Start of Data to process
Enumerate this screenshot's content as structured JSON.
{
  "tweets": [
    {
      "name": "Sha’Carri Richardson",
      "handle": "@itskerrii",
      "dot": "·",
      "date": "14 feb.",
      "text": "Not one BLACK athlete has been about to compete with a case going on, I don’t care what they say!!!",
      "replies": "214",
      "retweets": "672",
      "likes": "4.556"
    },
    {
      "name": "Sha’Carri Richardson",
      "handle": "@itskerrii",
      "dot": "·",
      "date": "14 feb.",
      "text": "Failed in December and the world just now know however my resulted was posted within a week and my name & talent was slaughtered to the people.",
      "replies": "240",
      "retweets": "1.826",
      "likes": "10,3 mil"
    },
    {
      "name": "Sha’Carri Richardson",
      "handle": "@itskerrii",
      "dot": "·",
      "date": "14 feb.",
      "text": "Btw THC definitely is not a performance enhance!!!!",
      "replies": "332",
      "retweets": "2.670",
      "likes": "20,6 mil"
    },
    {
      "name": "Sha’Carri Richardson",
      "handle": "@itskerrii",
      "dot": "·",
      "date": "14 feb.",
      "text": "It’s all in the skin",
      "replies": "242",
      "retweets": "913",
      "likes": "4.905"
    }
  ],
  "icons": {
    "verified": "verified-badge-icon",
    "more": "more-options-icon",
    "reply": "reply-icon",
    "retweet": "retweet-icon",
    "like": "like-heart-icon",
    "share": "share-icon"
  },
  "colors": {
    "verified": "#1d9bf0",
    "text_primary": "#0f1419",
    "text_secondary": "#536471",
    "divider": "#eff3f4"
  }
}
End of Data to process
# Directions
Find each line in the records holding the string "verified" and show it.

# Written solution
    "verified": "verified-badge-icon",
    "verified": "#1d9bf0",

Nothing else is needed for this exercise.